◆ Listings of elements with their boxes ◆

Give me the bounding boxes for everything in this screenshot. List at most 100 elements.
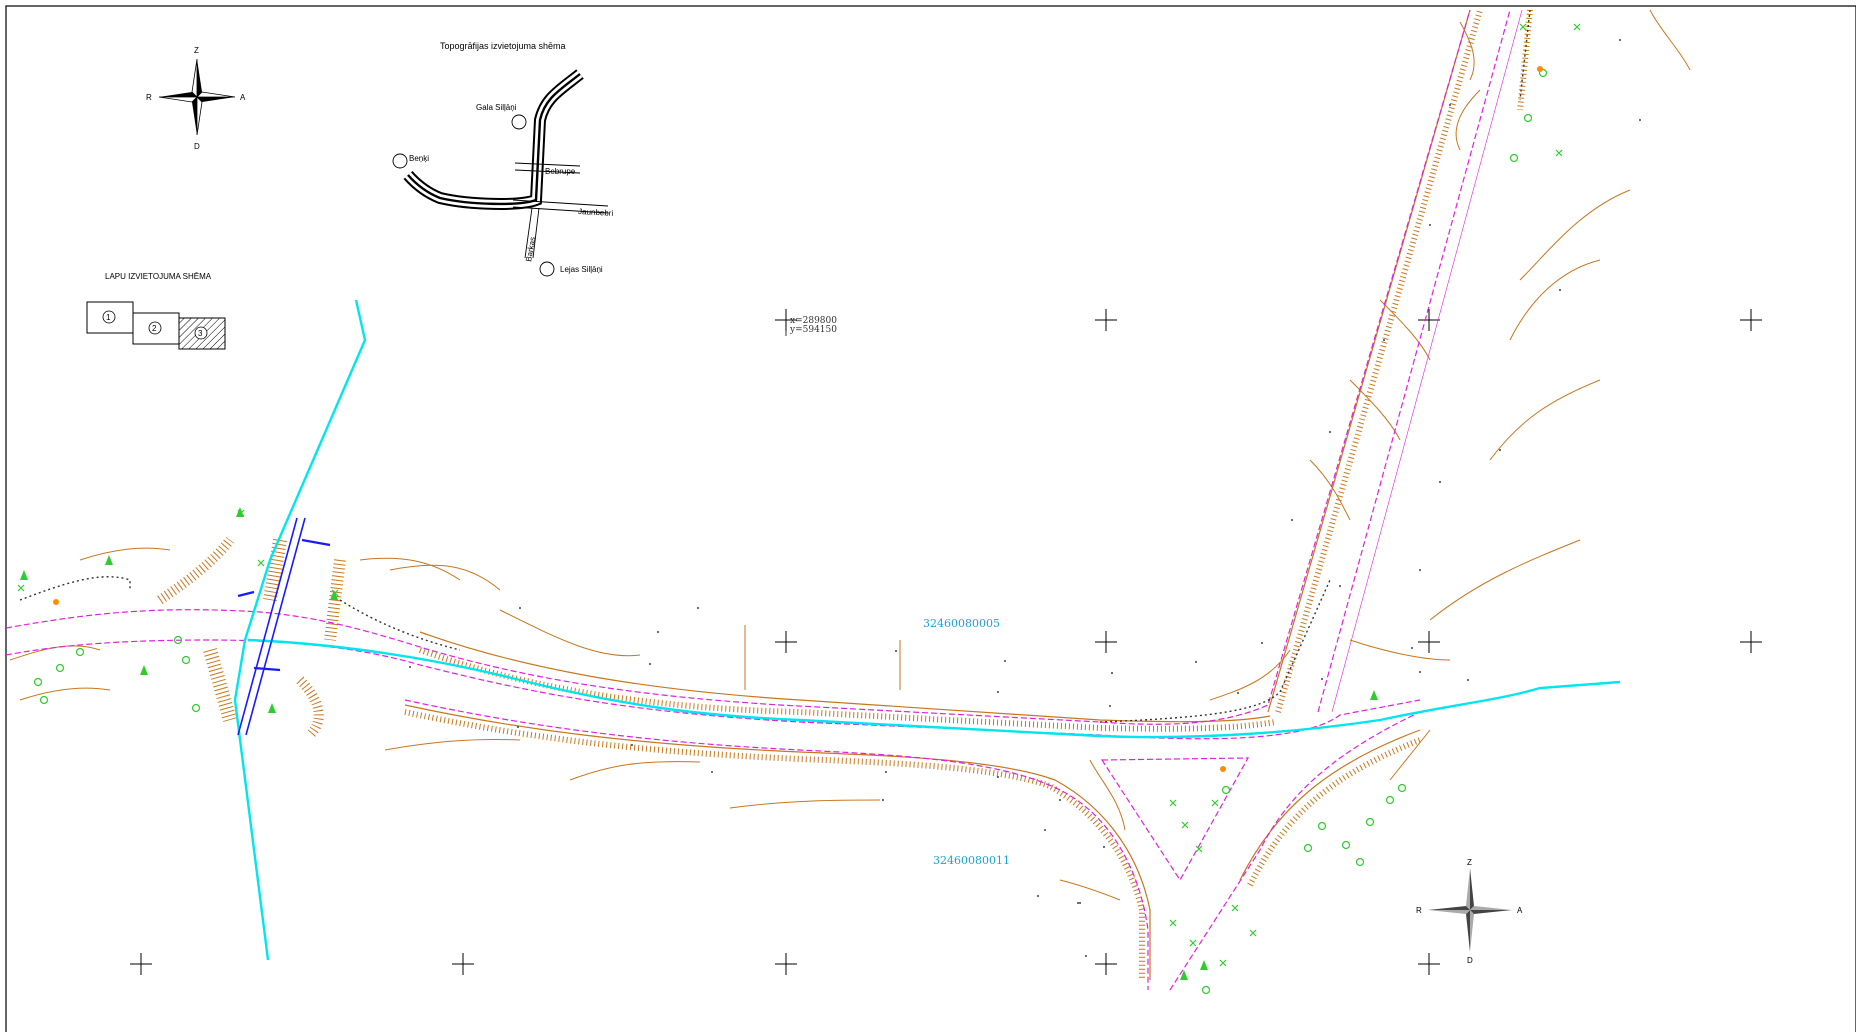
shrub-icon <box>1211 799 1219 807</box>
tree-icon <box>140 665 148 675</box>
survey-marker <box>1537 66 1543 72</box>
shrub-icon <box>1181 821 1189 829</box>
road-edges-dotted <box>19 9 1531 723</box>
tree-icon <box>1365 817 1375 827</box>
shrub-icon <box>1573 23 1581 31</box>
survey-marker <box>1220 766 1226 772</box>
grid-crosses <box>130 309 1762 975</box>
settlement-marker <box>539 261 555 277</box>
stream-north-south <box>233 299 367 961</box>
compass-east-label: A <box>240 93 246 102</box>
sheet-1-number: 1 <box>106 313 111 322</box>
compass-west-label: R <box>146 93 152 102</box>
grid-cross-icon <box>1418 309 1440 331</box>
shrub-icon <box>1555 149 1563 157</box>
location-scheme: Topogrāfijas izvietojuma shēma Gala Silļ… <box>392 41 614 277</box>
compass-east-label: A <box>1517 906 1523 915</box>
tree-icon <box>39 695 49 705</box>
road-jaunbebri: Jaunbebri <box>578 207 614 218</box>
road-bebrupe: Bebrupe <box>545 167 576 176</box>
shrub-icon <box>1169 919 1177 927</box>
parcel-number-south: 32460080011 <box>933 854 1010 867</box>
tree-icon <box>236 507 244 517</box>
tree-icon <box>1370 690 1378 700</box>
tree-icon <box>1509 153 1519 163</box>
grid-cross-icon <box>775 631 797 653</box>
settlement-marker <box>392 153 408 169</box>
shrub-icon <box>257 559 265 567</box>
spot-heights <box>409 39 1641 957</box>
survey-markers <box>53 66 1543 772</box>
place-benki: Beņķi <box>409 154 429 163</box>
vegetation <box>17 23 1581 995</box>
shrub-icon <box>1249 929 1257 937</box>
tree-icon <box>1385 795 1395 805</box>
settlement-marker <box>511 114 527 130</box>
culvert <box>237 517 331 736</box>
tree-icon <box>1180 970 1188 980</box>
compass-west-label: R <box>1416 906 1422 915</box>
stream-east-west <box>247 638 1621 739</box>
location-scheme-side-roads <box>512 162 609 259</box>
tree-icon <box>1201 985 1211 995</box>
survey-marker <box>53 599 59 605</box>
shrub-icon <box>17 584 25 592</box>
grid-cross-icon <box>452 953 474 975</box>
parcel-number-north: 32460080005 <box>923 617 1000 630</box>
sheet-layout-title: LAPU IZVIETOJUMA SHĒMA <box>105 272 212 281</box>
grid-cross-icon <box>1095 631 1117 653</box>
tree-icon <box>1200 960 1208 970</box>
shrub-icon <box>1169 799 1177 807</box>
streams <box>233 299 1621 961</box>
grid-cross-icon <box>1740 309 1762 331</box>
tree-icon <box>268 703 276 713</box>
tree-icon <box>330 590 338 600</box>
grid-cross-icon <box>1095 953 1117 975</box>
grid-cross-icon <box>775 953 797 975</box>
location-scheme-title: Topogrāfijas izvietojuma shēma <box>440 41 566 51</box>
tree-icon <box>55 663 65 673</box>
coordinate-label: x=289800 y=594150 <box>785 312 837 336</box>
grid-cross-icon <box>1418 953 1440 975</box>
compass-south-label: D <box>1467 956 1473 965</box>
tree-icon <box>1538 68 1548 78</box>
tree-icon <box>1221 785 1231 795</box>
shrub-icon <box>1231 904 1239 912</box>
road-embankment-slopes <box>157 9 1533 980</box>
location-scheme-main-road <box>403 69 584 210</box>
sheet-layout-scheme: LAPU IZVIETOJUMA SHĒMA 1 2 3 <box>86 272 226 350</box>
tree-icon <box>33 677 43 687</box>
sheet-3-number: 3 <box>198 329 203 338</box>
north-arrow-icon: Z D A R <box>146 46 246 151</box>
place-lejas-siljani: Lejas Silļāņi <box>560 265 603 274</box>
tree-icon <box>1523 113 1533 123</box>
coordinate-x: x=289800 <box>790 316 837 326</box>
map-frame <box>5 5 1856 1032</box>
shrub-icon <box>1189 939 1197 947</box>
tree-icon <box>181 655 191 665</box>
shrub-icon <box>1219 959 1227 967</box>
tree-icon <box>1317 821 1327 831</box>
tree-icon <box>1355 857 1365 867</box>
shrub-icon <box>1519 23 1527 31</box>
sheet-2 <box>132 312 180 345</box>
parcel-boundaries <box>5 9 1523 991</box>
grid-cross-icon <box>1095 309 1117 331</box>
tree-icon <box>105 555 113 565</box>
sheet-2-number: 2 <box>152 324 157 333</box>
grid-cross-icon <box>130 953 152 975</box>
tree-icon <box>1303 843 1313 853</box>
tree-icon <box>191 703 201 713</box>
place-gala-siljani: Gala Silļāņi <box>476 103 517 112</box>
north-arrow-icon: Z D A R <box>1416 858 1523 965</box>
compass-north-label: Z <box>194 46 199 55</box>
road-barkas: Barkas <box>524 236 537 262</box>
coordinate-y: y=594150 <box>789 325 837 335</box>
compass-north-label: Z <box>1467 858 1472 867</box>
tree-icon <box>20 570 28 580</box>
tree-icon <box>75 647 85 657</box>
compass-south-label: D <box>194 142 200 151</box>
terrain-contours <box>9 9 1691 901</box>
grid-cross-icon <box>1418 631 1440 653</box>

◆ STATED EXERCISE ◆
Extract every line of the entries above without changing a character, and leave the pictures out of your answer.

◆ RESPONSE TO THE TASK ◆
Give me the bounding boxes for everything in this screenshot. List at most 100 elements.
shrub-icon <box>1211 799 1219 807</box>
tree-icon <box>140 665 148 675</box>
survey-marker <box>1537 66 1543 72</box>
shrub-icon <box>1181 821 1189 829</box>
road-edges-dotted <box>19 9 1531 723</box>
tree-icon <box>1365 817 1375 827</box>
shrub-icon <box>1573 23 1581 31</box>
survey-marker <box>1220 766 1226 772</box>
grid-crosses <box>130 309 1762 975</box>
settlement-marker <box>539 261 555 277</box>
stream-north-south <box>233 299 367 961</box>
compass-east-label: A <box>240 93 246 102</box>
sheet-1-number: 1 <box>106 313 111 322</box>
compass-west-label: R <box>146 93 152 102</box>
grid-cross-icon <box>1418 309 1440 331</box>
shrub-icon <box>1555 149 1563 157</box>
location-scheme: Topogrāfijas izvietojuma shēma Gala Silļ… <box>392 41 614 277</box>
compass-east-label: A <box>1517 906 1523 915</box>
tree-icon <box>39 695 49 705</box>
road-jaunbebri: Jaunbebri <box>578 207 614 218</box>
road-bebrupe: Bebrupe <box>545 167 576 176</box>
shrub-icon <box>1169 919 1177 927</box>
parcel-number-south: 32460080011 <box>933 854 1010 867</box>
tree-icon <box>236 507 244 517</box>
tree-icon <box>1370 690 1378 700</box>
tree-icon <box>1509 153 1519 163</box>
grid-cross-icon <box>775 631 797 653</box>
settlement-marker <box>392 153 408 169</box>
shrub-icon <box>257 559 265 567</box>
spot-heights <box>409 39 1641 957</box>
survey-markers <box>53 66 1543 772</box>
place-benki: Beņķi <box>409 154 429 163</box>
vegetation <box>17 23 1581 995</box>
shrub-icon <box>1249 929 1257 937</box>
tree-icon <box>1385 795 1395 805</box>
settlement-marker <box>511 114 527 130</box>
culvert <box>237 517 331 736</box>
tree-icon <box>1180 970 1188 980</box>
compass-west-label: R <box>1416 906 1422 915</box>
stream-east-west <box>247 638 1621 739</box>
location-scheme-side-roads <box>512 162 609 259</box>
tree-icon <box>1201 985 1211 995</box>
survey-marker <box>53 599 59 605</box>
shrub-icon <box>17 584 25 592</box>
grid-cross-icon <box>452 953 474 975</box>
parcel-number-north: 32460080005 <box>923 617 1000 630</box>
sheet-layout-title: LAPU IZVIETOJUMA SHĒMA <box>105 272 212 281</box>
grid-cross-icon <box>1095 631 1117 653</box>
tree-icon <box>1200 960 1208 970</box>
shrub-icon <box>1169 799 1177 807</box>
streams <box>233 299 1621 961</box>
grid-cross-icon <box>1740 309 1762 331</box>
tree-icon <box>268 703 276 713</box>
tree-icon <box>330 590 338 600</box>
grid-cross-icon <box>1095 953 1117 975</box>
grid-cross-icon <box>775 953 797 975</box>
location-scheme-title: Topogrāfijas izvietojuma shēma <box>440 41 566 51</box>
tree-icon <box>55 663 65 673</box>
coordinate-label: x=289800 y=594150 <box>785 312 837 336</box>
grid-cross-icon <box>1418 953 1440 975</box>
compass-south-label: D <box>1467 956 1473 965</box>
tree-icon <box>1538 68 1548 78</box>
tree-icon <box>1221 785 1231 795</box>
shrub-icon <box>1231 904 1239 912</box>
road-embankment-slopes <box>157 9 1533 980</box>
location-scheme-main-road <box>403 69 584 210</box>
sheet-layout-scheme: LAPU IZVIETOJUMA SHĒMA 1 2 3 <box>86 272 226 350</box>
tree-icon <box>33 677 43 687</box>
sheet-3-number: 3 <box>198 329 203 338</box>
north-arrow-icon: Z D A R <box>146 46 246 151</box>
place-lejas-siljani: Lejas Silļāņi <box>560 265 603 274</box>
tree-icon <box>1523 113 1533 123</box>
coordinate-x: x=289800 <box>790 316 837 326</box>
map-frame <box>5 5 1856 1032</box>
shrub-icon <box>1189 939 1197 947</box>
tree-icon <box>181 655 191 665</box>
shrub-icon <box>1219 959 1227 967</box>
tree-icon <box>1317 821 1327 831</box>
tree-icon <box>1355 857 1365 867</box>
shrub-icon <box>1519 23 1527 31</box>
sheet-2 <box>132 312 180 345</box>
parcel-boundaries <box>5 9 1523 991</box>
grid-cross-icon <box>1095 309 1117 331</box>
tree-icon <box>105 555 113 565</box>
sheet-2-number: 2 <box>152 324 157 333</box>
grid-cross-icon <box>130 953 152 975</box>
tree-icon <box>1303 843 1313 853</box>
tree-icon <box>191 703 201 713</box>
place-gala-siljani: Gala Silļāņi <box>476 103 517 112</box>
north-arrow-icon: Z D A R <box>1416 858 1523 965</box>
compass-north-label: Z <box>194 46 199 55</box>
road-barkas: Barkas <box>524 236 537 262</box>
coordinate-y: y=594150 <box>789 325 837 335</box>
compass-north-label: Z <box>1467 858 1472 867</box>
tree-icon <box>20 570 28 580</box>
tree-icon <box>75 647 85 657</box>
compass-south-label: D <box>194 142 200 151</box>
terrain-contours <box>9 9 1691 901</box>
grid-cross-icon <box>1418 631 1440 653</box>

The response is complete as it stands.